**EXERCISE DESCRIPTION**
Return the listing below verbatim. Pictures do not belong in the copy.

Saved data entries:
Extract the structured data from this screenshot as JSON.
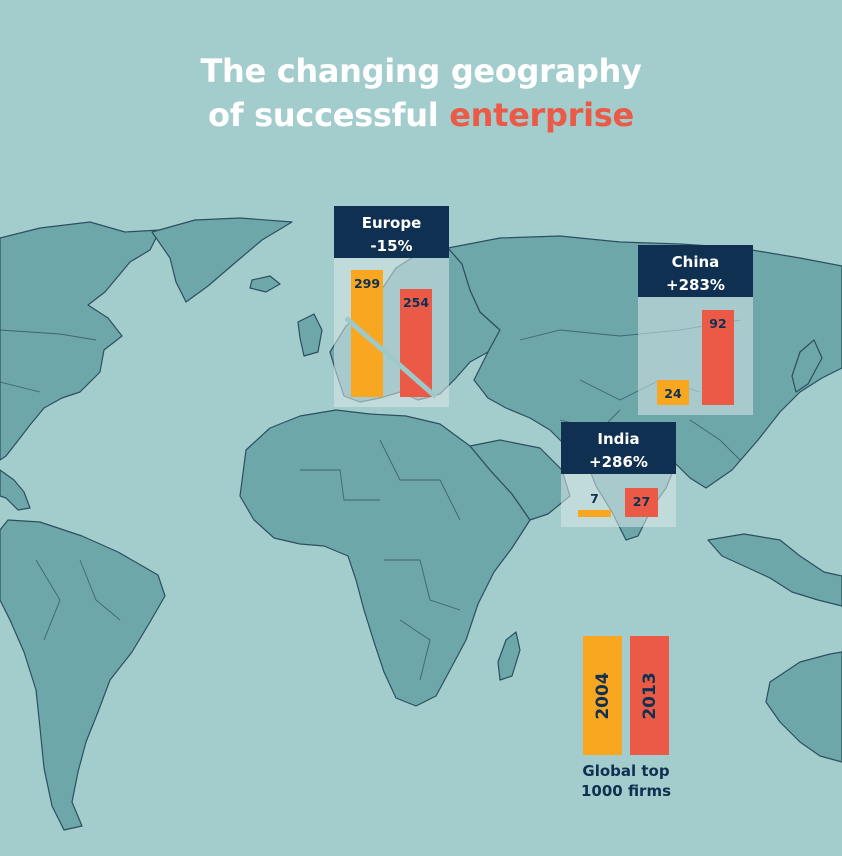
{
  "title": {
    "line1": "The changing geography",
    "line2_prefix": "of successful ",
    "line2_accent": "enterprise"
  },
  "colors": {
    "background": "#a3cdcd",
    "land": "#6ea7aa",
    "border": "#2c4f60",
    "header": "#0f3050",
    "year_2004": "#f9a620",
    "year_2013": "#ea5a47",
    "accent": "#ea5a47"
  },
  "chart_data": {
    "type": "bar",
    "categories": [
      "Europe",
      "China",
      "India"
    ],
    "series": [
      {
        "name": "2004",
        "values": [
          299,
          24,
          7
        ]
      },
      {
        "name": "2013",
        "values": [
          254,
          92,
          27
        ]
      }
    ],
    "changes": [
      "-15%",
      "+283%",
      "+286%"
    ],
    "legend": {
      "entries": [
        "2004",
        "2013"
      ],
      "caption_line1": "Global top",
      "caption_line2": "1000 firms"
    }
  }
}
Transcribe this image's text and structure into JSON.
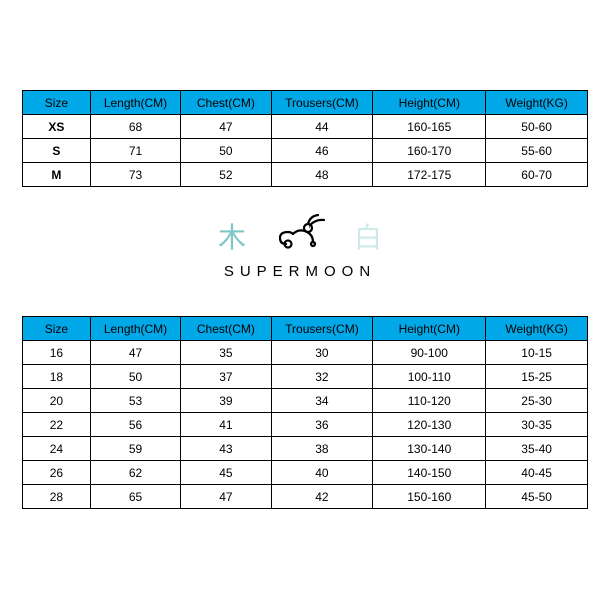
{
  "colors": {
    "header_bg": "#00a8e8",
    "header_text": "#000000",
    "cell_text": "#000000",
    "border": "#000000",
    "cjk_left": "#7fc6c6",
    "cjk_right": "#cfe8e8",
    "logo_stroke": "#000000"
  },
  "typography": {
    "body_fontsize": 12,
    "brand_letterspacing": 6,
    "brand_fontsize": 15,
    "cjk_fontsize": 28
  },
  "table_top": {
    "type": "table",
    "columns": [
      "Size",
      "Length(CM)",
      "Chest(CM)",
      "Trousers(CM)",
      "Height(CM)",
      "Weight(KG)"
    ],
    "col_widths_pct": [
      12,
      16,
      16,
      18,
      20,
      18
    ],
    "rows": [
      [
        "XS",
        "68",
        "47",
        "44",
        "160-165",
        "50-60"
      ],
      [
        "S",
        "71",
        "50",
        "46",
        "160-170",
        "55-60"
      ],
      [
        "M",
        "73",
        "52",
        "48",
        "172-175",
        "60-70"
      ]
    ],
    "size_col_bold": true
  },
  "table_bottom": {
    "type": "table",
    "columns": [
      "Size",
      "Length(CM)",
      "Chest(CM)",
      "Trousers(CM)",
      "Height(CM)",
      "Weight(KG)"
    ],
    "col_widths_pct": [
      12,
      16,
      16,
      18,
      20,
      18
    ],
    "rows": [
      [
        "16",
        "47",
        "35",
        "30",
        "90-100",
        "10-15"
      ],
      [
        "18",
        "50",
        "37",
        "32",
        "100-110",
        "15-25"
      ],
      [
        "20",
        "53",
        "39",
        "34",
        "110-120",
        "25-30"
      ],
      [
        "22",
        "56",
        "41",
        "36",
        "120-130",
        "30-35"
      ],
      [
        "24",
        "59",
        "43",
        "38",
        "130-140",
        "35-40"
      ],
      [
        "26",
        "62",
        "45",
        "40",
        "140-150",
        "40-45"
      ],
      [
        "28",
        "65",
        "47",
        "42",
        "150-160",
        "45-50"
      ]
    ],
    "size_col_bold": false
  },
  "logo": {
    "cjk_left": "木",
    "cjk_right": "白",
    "brand": "SUPERMOON"
  }
}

**FULL SOLUTION**
Extract the structured data from this screenshot as JSON.
{
  "title": {
    "line1": "The changing geography",
    "line2_prefix": "of successful ",
    "line2_accent": "enterprise"
  },
  "colors": {
    "background": "#a3cdcd",
    "land": "#6ea7aa",
    "border": "#2c4f60",
    "header": "#0f3050",
    "year_2004": "#f9a620",
    "year_2013": "#ea5a47",
    "accent": "#ea5a47"
  },
  "chart_data": {
    "type": "bar",
    "categories": [
      "Europe",
      "China",
      "India"
    ],
    "series": [
      {
        "name": "2004",
        "values": [
          299,
          24,
          7
        ]
      },
      {
        "name": "2013",
        "values": [
          254,
          92,
          27
        ]
      }
    ],
    "changes": [
      "-15%",
      "+283%",
      "+286%"
    ],
    "legend": {
      "entries": [
        "2004",
        "2013"
      ],
      "caption_line1": "Global top",
      "caption_line2": "1000 firms"
    }
  }
}
Transcribe this image's text and structure into JSON.
{
  "colors": {
    "header_bg": "#00a8e8",
    "header_text": "#000000",
    "cell_text": "#000000",
    "border": "#000000",
    "cjk_left": "#7fc6c6",
    "cjk_right": "#cfe8e8",
    "logo_stroke": "#000000"
  },
  "typography": {
    "body_fontsize": 12,
    "brand_letterspacing": 6,
    "brand_fontsize": 15,
    "cjk_fontsize": 28
  },
  "table_top": {
    "type": "table",
    "columns": [
      "Size",
      "Length(CM)",
      "Chest(CM)",
      "Trousers(CM)",
      "Height(CM)",
      "Weight(KG)"
    ],
    "col_widths_pct": [
      12,
      16,
      16,
      18,
      20,
      18
    ],
    "rows": [
      [
        "XS",
        "68",
        "47",
        "44",
        "160-165",
        "50-60"
      ],
      [
        "S",
        "71",
        "50",
        "46",
        "160-170",
        "55-60"
      ],
      [
        "M",
        "73",
        "52",
        "48",
        "172-175",
        "60-70"
      ]
    ],
    "size_col_bold": true
  },
  "table_bottom": {
    "type": "table",
    "columns": [
      "Size",
      "Length(CM)",
      "Chest(CM)",
      "Trousers(CM)",
      "Height(CM)",
      "Weight(KG)"
    ],
    "col_widths_pct": [
      12,
      16,
      16,
      18,
      20,
      18
    ],
    "rows": [
      [
        "16",
        "47",
        "35",
        "30",
        "90-100",
        "10-15"
      ],
      [
        "18",
        "50",
        "37",
        "32",
        "100-110",
        "15-25"
      ],
      [
        "20",
        "53",
        "39",
        "34",
        "110-120",
        "25-30"
      ],
      [
        "22",
        "56",
        "41",
        "36",
        "120-130",
        "30-35"
      ],
      [
        "24",
        "59",
        "43",
        "38",
        "130-140",
        "35-40"
      ],
      [
        "26",
        "62",
        "45",
        "40",
        "140-150",
        "40-45"
      ],
      [
        "28",
        "65",
        "47",
        "42",
        "150-160",
        "45-50"
      ]
    ],
    "size_col_bold": false
  },
  "logo": {
    "cjk_left": "木",
    "cjk_right": "白",
    "brand": "SUPERMOON"
  }
}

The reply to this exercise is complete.